[Start Exercise inputs]

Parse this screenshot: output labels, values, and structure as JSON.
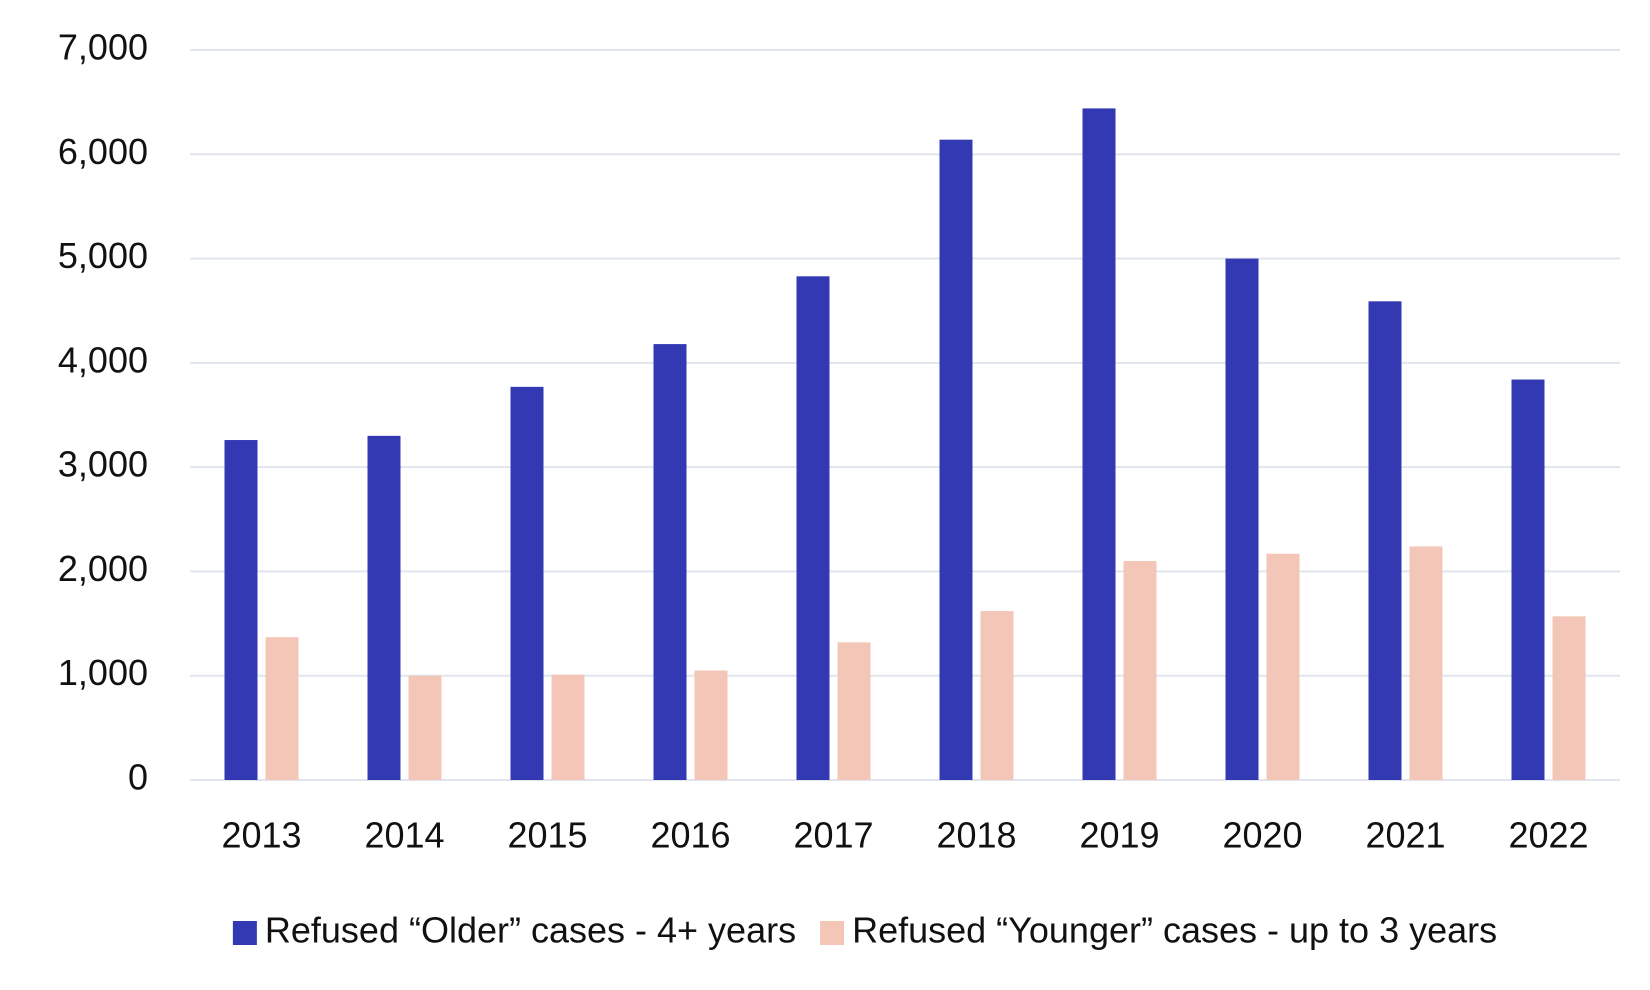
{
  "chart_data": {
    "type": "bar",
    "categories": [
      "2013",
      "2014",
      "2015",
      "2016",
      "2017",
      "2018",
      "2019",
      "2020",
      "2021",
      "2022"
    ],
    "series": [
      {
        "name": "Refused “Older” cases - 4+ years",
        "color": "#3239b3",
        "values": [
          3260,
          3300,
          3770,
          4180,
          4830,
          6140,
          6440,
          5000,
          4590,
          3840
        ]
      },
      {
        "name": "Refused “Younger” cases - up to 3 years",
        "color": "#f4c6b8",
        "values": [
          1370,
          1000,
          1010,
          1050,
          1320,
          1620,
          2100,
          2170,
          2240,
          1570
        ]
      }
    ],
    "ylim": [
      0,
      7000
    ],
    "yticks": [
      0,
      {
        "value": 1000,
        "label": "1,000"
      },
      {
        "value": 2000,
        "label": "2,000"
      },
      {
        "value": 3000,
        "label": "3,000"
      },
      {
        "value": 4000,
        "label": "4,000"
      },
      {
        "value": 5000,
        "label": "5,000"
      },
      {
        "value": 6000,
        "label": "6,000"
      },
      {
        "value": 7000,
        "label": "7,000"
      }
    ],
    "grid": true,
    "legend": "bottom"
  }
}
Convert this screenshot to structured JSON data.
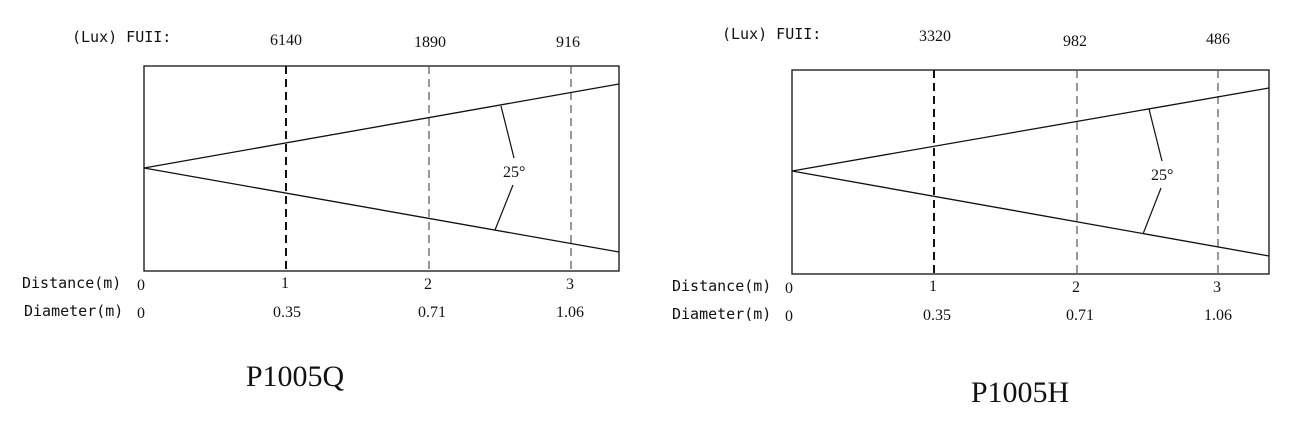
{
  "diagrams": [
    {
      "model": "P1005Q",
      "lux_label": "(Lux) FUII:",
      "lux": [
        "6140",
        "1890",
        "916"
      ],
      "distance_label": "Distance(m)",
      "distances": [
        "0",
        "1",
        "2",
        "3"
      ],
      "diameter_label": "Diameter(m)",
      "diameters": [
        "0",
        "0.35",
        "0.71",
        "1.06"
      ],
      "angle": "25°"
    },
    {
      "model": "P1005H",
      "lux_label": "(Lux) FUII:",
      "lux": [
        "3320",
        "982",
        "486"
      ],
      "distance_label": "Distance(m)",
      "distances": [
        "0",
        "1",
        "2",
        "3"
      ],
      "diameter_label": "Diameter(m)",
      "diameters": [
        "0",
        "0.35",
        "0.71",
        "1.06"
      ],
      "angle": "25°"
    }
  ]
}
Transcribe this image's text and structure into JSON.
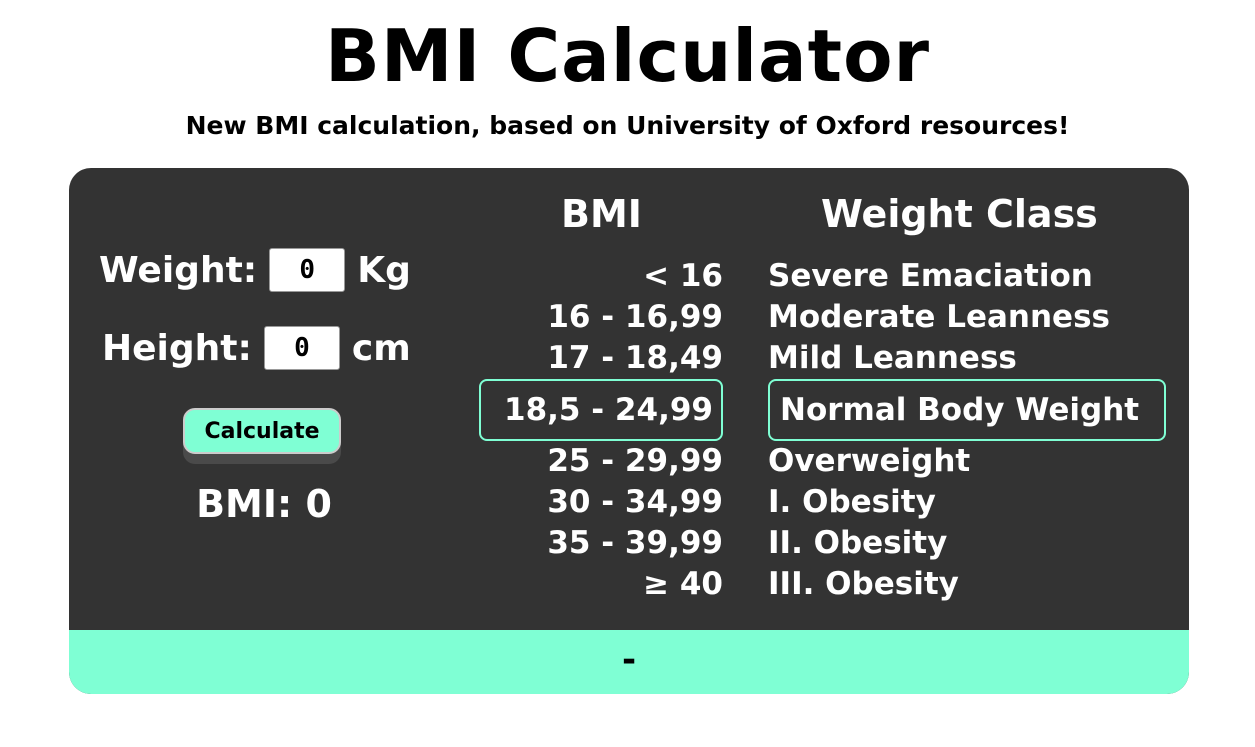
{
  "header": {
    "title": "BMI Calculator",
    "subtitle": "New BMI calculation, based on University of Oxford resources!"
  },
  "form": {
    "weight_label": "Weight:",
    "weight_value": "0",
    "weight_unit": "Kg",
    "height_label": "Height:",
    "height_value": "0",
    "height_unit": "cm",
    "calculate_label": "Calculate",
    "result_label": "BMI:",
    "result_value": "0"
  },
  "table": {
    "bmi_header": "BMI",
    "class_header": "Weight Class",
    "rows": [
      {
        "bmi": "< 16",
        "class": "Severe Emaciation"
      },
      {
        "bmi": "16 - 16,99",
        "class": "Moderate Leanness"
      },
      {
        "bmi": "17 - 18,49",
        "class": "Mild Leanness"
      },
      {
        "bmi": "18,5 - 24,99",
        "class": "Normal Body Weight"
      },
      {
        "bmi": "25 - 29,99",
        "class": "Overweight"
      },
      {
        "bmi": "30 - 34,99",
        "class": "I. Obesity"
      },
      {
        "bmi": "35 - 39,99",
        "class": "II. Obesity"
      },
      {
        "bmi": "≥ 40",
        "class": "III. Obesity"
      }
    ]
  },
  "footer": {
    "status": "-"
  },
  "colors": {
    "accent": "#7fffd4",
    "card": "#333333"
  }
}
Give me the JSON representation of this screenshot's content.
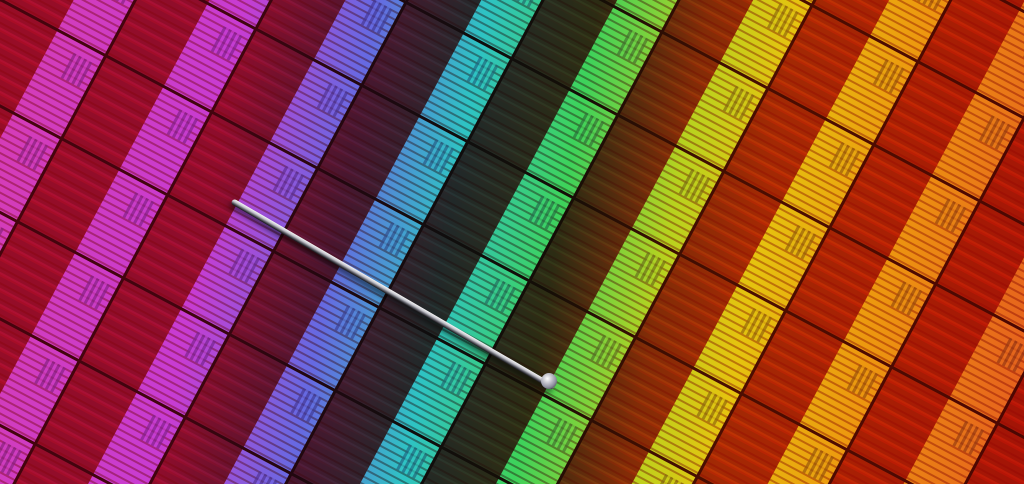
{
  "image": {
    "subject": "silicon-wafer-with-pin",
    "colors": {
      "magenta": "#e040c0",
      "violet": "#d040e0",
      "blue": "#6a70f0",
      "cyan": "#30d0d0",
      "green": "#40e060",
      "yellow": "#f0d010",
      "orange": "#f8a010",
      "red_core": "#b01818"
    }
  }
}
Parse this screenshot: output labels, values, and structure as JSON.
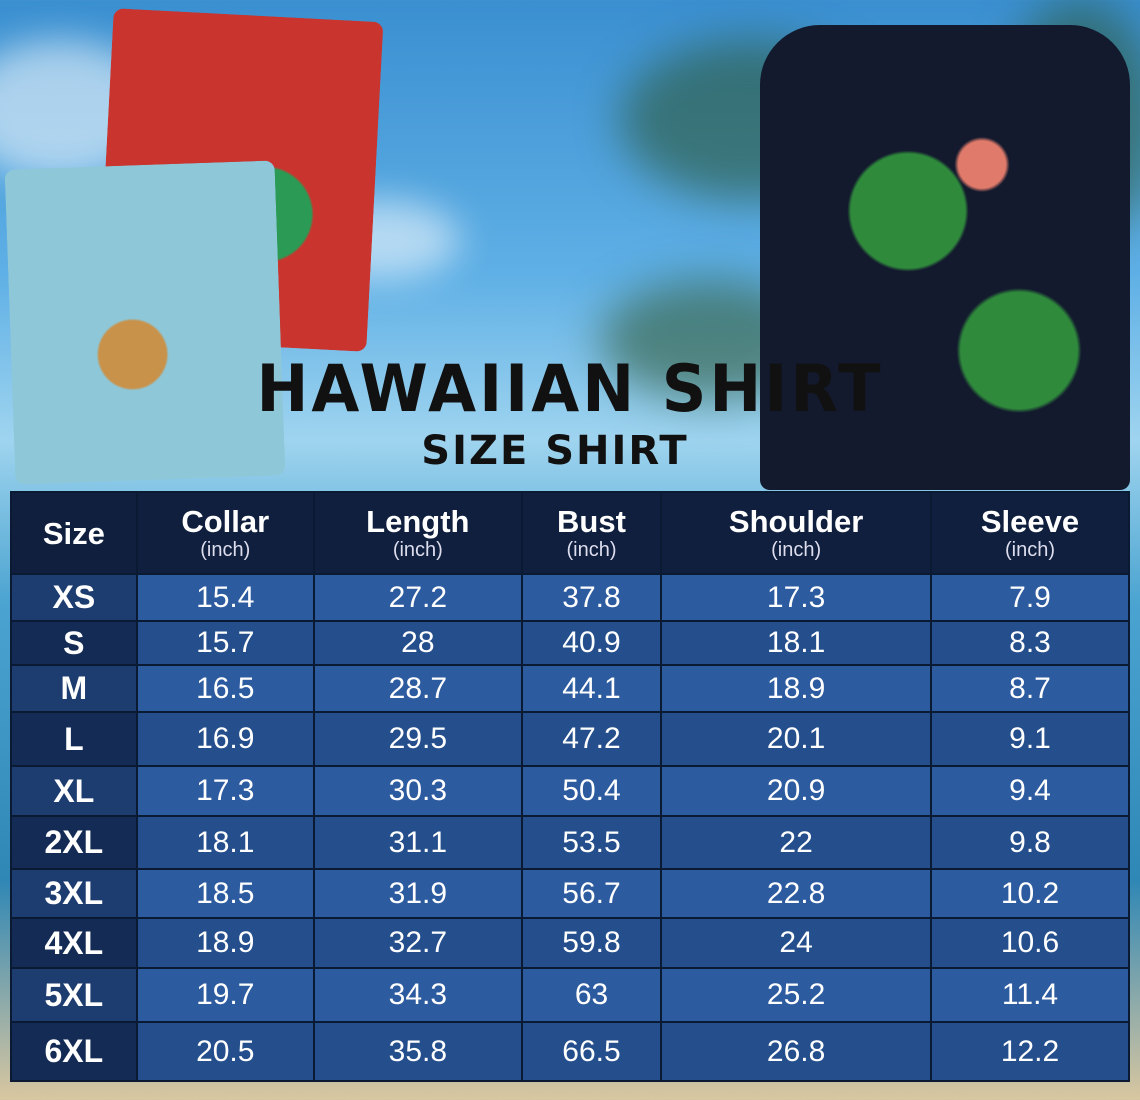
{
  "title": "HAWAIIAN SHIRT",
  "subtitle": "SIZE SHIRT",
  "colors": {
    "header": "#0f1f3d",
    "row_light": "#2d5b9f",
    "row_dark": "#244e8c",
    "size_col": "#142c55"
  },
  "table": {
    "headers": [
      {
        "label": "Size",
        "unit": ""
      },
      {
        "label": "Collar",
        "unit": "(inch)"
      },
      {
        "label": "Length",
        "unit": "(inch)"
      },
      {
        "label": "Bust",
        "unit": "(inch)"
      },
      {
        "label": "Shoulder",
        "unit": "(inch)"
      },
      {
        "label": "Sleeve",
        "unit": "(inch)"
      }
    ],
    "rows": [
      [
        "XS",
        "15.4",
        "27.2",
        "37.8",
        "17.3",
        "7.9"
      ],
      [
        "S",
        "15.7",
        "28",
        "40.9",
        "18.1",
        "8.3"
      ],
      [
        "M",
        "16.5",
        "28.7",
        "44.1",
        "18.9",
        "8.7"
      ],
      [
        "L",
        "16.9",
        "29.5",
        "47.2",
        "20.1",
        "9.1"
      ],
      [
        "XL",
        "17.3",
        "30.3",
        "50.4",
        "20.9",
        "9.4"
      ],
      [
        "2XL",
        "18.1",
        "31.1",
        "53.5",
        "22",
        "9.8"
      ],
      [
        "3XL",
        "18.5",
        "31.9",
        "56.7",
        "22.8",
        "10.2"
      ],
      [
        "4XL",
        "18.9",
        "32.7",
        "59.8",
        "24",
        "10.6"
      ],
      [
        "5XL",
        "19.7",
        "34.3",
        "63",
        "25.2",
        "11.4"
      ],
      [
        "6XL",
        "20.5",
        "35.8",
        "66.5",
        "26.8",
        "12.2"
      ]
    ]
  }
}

[End Exercise inputs]

→ Goal
Images should not appear in the copy; retype the listing above exactly.

→ Result of this exercise
Parse this screenshot: output labels, values, and structure as JSON.
{
  "chart_data": {
    "type": "bar",
    "categories": [
      "2013",
      "2014",
      "2015",
      "2016",
      "2017",
      "2018",
      "2019",
      "2020",
      "2021",
      "2022"
    ],
    "series": [
      {
        "name": "Refused “Older” cases - 4+ years",
        "color": "#3239b3",
        "values": [
          3260,
          3300,
          3770,
          4180,
          4830,
          6140,
          6440,
          5000,
          4590,
          3840
        ]
      },
      {
        "name": "Refused “Younger” cases - up to 3 years",
        "color": "#f4c6b8",
        "values": [
          1370,
          1000,
          1010,
          1050,
          1320,
          1620,
          2100,
          2170,
          2240,
          1570
        ]
      }
    ],
    "ylim": [
      0,
      7000
    ],
    "yticks": [
      0,
      {
        "value": 1000,
        "label": "1,000"
      },
      {
        "value": 2000,
        "label": "2,000"
      },
      {
        "value": 3000,
        "label": "3,000"
      },
      {
        "value": 4000,
        "label": "4,000"
      },
      {
        "value": 5000,
        "label": "5,000"
      },
      {
        "value": 6000,
        "label": "6,000"
      },
      {
        "value": 7000,
        "label": "7,000"
      }
    ],
    "grid": true,
    "legend": "bottom"
  }
}
Convert this screenshot to structured JSON data.
{
  "diagrams": [
    {
      "model": "P1005Q",
      "lux_label": "(Lux) FUII:",
      "lux": [
        "6140",
        "1890",
        "916"
      ],
      "distance_label": "Distance(m)",
      "distances": [
        "0",
        "1",
        "2",
        "3"
      ],
      "diameter_label": "Diameter(m)",
      "diameters": [
        "0",
        "0.35",
        "0.71",
        "1.06"
      ],
      "angle": "25°"
    },
    {
      "model": "P1005H",
      "lux_label": "(Lux) FUII:",
      "lux": [
        "3320",
        "982",
        "486"
      ],
      "distance_label": "Distance(m)",
      "distances": [
        "0",
        "1",
        "2",
        "3"
      ],
      "diameter_label": "Diameter(m)",
      "diameters": [
        "0",
        "0.35",
        "0.71",
        "1.06"
      ],
      "angle": "25°"
    }
  ]
}
Transcribe this image's text and structure into JSON.
{
  "header": {
    "title": "BMI Calculator",
    "subtitle": "New BMI calculation, based on University of Oxford resources!"
  },
  "form": {
    "weight_label": "Weight:",
    "weight_value": "0",
    "weight_unit": "Kg",
    "height_label": "Height:",
    "height_value": "0",
    "height_unit": "cm",
    "calculate_label": "Calculate",
    "result_label": "BMI:",
    "result_value": "0"
  },
  "table": {
    "bmi_header": "BMI",
    "class_header": "Weight Class",
    "rows": [
      {
        "bmi": "< 16",
        "class": "Severe Emaciation"
      },
      {
        "bmi": "16 - 16,99",
        "class": "Moderate Leanness"
      },
      {
        "bmi": "17 - 18,49",
        "class": "Mild Leanness"
      },
      {
        "bmi": "18,5 - 24,99",
        "class": "Normal Body Weight"
      },
      {
        "bmi": "25 - 29,99",
        "class": "Overweight"
      },
      {
        "bmi": "30 - 34,99",
        "class": "I. Obesity"
      },
      {
        "bmi": "35 - 39,99",
        "class": "II. Obesity"
      },
      {
        "bmi": "≥ 40",
        "class": "III. Obesity"
      }
    ]
  },
  "footer": {
    "status": "-"
  },
  "colors": {
    "accent": "#7fffd4",
    "card": "#333333"
  }
}
Give me the JSON representation of this screenshot's content.
{
  "image": {
    "subject": "silicon-wafer-with-pin",
    "colors": {
      "magenta": "#e040c0",
      "violet": "#d040e0",
      "blue": "#6a70f0",
      "cyan": "#30d0d0",
      "green": "#40e060",
      "yellow": "#f0d010",
      "orange": "#f8a010",
      "red_core": "#b01818"
    }
  }
}
Parse this screenshot: output labels, values, and structure as JSON.
{
  "title": "HAWAIIAN SHIRT",
  "subtitle": "SIZE SHIRT",
  "colors": {
    "header": "#0f1f3d",
    "row_light": "#2d5b9f",
    "row_dark": "#244e8c",
    "size_col": "#142c55"
  },
  "table": {
    "headers": [
      {
        "label": "Size",
        "unit": ""
      },
      {
        "label": "Collar",
        "unit": "(inch)"
      },
      {
        "label": "Length",
        "unit": "(inch)"
      },
      {
        "label": "Bust",
        "unit": "(inch)"
      },
      {
        "label": "Shoulder",
        "unit": "(inch)"
      },
      {
        "label": "Sleeve",
        "unit": "(inch)"
      }
    ],
    "rows": [
      [
        "XS",
        "15.4",
        "27.2",
        "37.8",
        "17.3",
        "7.9"
      ],
      [
        "S",
        "15.7",
        "28",
        "40.9",
        "18.1",
        "8.3"
      ],
      [
        "M",
        "16.5",
        "28.7",
        "44.1",
        "18.9",
        "8.7"
      ],
      [
        "L",
        "16.9",
        "29.5",
        "47.2",
        "20.1",
        "9.1"
      ],
      [
        "XL",
        "17.3",
        "30.3",
        "50.4",
        "20.9",
        "9.4"
      ],
      [
        "2XL",
        "18.1",
        "31.1",
        "53.5",
        "22",
        "9.8"
      ],
      [
        "3XL",
        "18.5",
        "31.9",
        "56.7",
        "22.8",
        "10.2"
      ],
      [
        "4XL",
        "18.9",
        "32.7",
        "59.8",
        "24",
        "10.6"
      ],
      [
        "5XL",
        "19.7",
        "34.3",
        "63",
        "25.2",
        "11.4"
      ],
      [
        "6XL",
        "20.5",
        "35.8",
        "66.5",
        "26.8",
        "12.2"
      ]
    ]
  }
}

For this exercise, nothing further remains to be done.